Items from a figure collection
* * * * * * *

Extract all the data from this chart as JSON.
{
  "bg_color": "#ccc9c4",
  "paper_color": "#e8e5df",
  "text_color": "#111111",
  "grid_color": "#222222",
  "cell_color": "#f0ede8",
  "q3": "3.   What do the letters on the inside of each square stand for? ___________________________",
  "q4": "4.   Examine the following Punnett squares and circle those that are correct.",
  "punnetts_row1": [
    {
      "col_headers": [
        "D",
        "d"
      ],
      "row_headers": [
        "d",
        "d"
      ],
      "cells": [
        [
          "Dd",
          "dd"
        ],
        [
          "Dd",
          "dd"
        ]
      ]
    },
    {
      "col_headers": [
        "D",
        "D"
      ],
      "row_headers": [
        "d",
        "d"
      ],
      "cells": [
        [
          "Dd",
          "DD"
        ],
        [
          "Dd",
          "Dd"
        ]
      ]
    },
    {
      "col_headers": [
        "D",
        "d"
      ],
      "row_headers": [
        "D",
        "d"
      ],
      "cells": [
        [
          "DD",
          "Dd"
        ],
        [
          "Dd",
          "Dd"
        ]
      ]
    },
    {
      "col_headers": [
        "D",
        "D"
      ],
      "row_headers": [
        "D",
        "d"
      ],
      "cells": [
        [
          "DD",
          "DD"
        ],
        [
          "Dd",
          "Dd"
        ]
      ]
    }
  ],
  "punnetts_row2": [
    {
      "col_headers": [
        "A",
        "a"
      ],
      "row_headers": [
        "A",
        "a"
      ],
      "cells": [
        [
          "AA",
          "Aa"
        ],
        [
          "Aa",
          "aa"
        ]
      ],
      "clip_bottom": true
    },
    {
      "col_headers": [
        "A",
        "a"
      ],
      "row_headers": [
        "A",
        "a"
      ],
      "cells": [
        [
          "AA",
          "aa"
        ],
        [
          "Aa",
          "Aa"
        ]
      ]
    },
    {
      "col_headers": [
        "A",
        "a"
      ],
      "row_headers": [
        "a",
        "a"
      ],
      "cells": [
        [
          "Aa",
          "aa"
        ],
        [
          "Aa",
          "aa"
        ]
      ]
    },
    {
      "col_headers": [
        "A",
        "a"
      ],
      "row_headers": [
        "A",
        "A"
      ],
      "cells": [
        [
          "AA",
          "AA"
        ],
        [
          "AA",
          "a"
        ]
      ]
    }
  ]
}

* * * * * * *

EXERCISE DESCRIPTION
Quote all the records. Keep every word exact.

ANSWER
Extract all the data from this chart as JSON.
{
  "bg_color": "#ccc9c4",
  "paper_color": "#e8e5df",
  "text_color": "#111111",
  "grid_color": "#222222",
  "cell_color": "#f0ede8",
  "q3": "3.   What do the letters on the inside of each square stand for? ___________________________",
  "q4": "4.   Examine the following Punnett squares and circle those that are correct.",
  "punnetts_row1": [
    {
      "col_headers": [
        "D",
        "d"
      ],
      "row_headers": [
        "d",
        "d"
      ],
      "cells": [
        [
          "Dd",
          "dd"
        ],
        [
          "Dd",
          "dd"
        ]
      ]
    },
    {
      "col_headers": [
        "D",
        "D"
      ],
      "row_headers": [
        "d",
        "d"
      ],
      "cells": [
        [
          "Dd",
          "DD"
        ],
        [
          "Dd",
          "Dd"
        ]
      ]
    },
    {
      "col_headers": [
        "D",
        "d"
      ],
      "row_headers": [
        "D",
        "d"
      ],
      "cells": [
        [
          "DD",
          "Dd"
        ],
        [
          "Dd",
          "Dd"
        ]
      ]
    },
    {
      "col_headers": [
        "D",
        "D"
      ],
      "row_headers": [
        "D",
        "d"
      ],
      "cells": [
        [
          "DD",
          "DD"
        ],
        [
          "Dd",
          "Dd"
        ]
      ]
    }
  ],
  "punnetts_row2": [
    {
      "col_headers": [
        "A",
        "a"
      ],
      "row_headers": [
        "A",
        "a"
      ],
      "cells": [
        [
          "AA",
          "Aa"
        ],
        [
          "Aa",
          "aa"
        ]
      ],
      "clip_bottom": true
    },
    {
      "col_headers": [
        "A",
        "a"
      ],
      "row_headers": [
        "A",
        "a"
      ],
      "cells": [
        [
          "AA",
          "aa"
        ],
        [
          "Aa",
          "Aa"
        ]
      ]
    },
    {
      "col_headers": [
        "A",
        "a"
      ],
      "row_headers": [
        "a",
        "a"
      ],
      "cells": [
        [
          "Aa",
          "aa"
        ],
        [
          "Aa",
          "aa"
        ]
      ]
    },
    {
      "col_headers": [
        "A",
        "a"
      ],
      "row_headers": [
        "A",
        "A"
      ],
      "cells": [
        [
          "AA",
          "AA"
        ],
        [
          "AA",
          "a"
        ]
      ]
    }
  ]
}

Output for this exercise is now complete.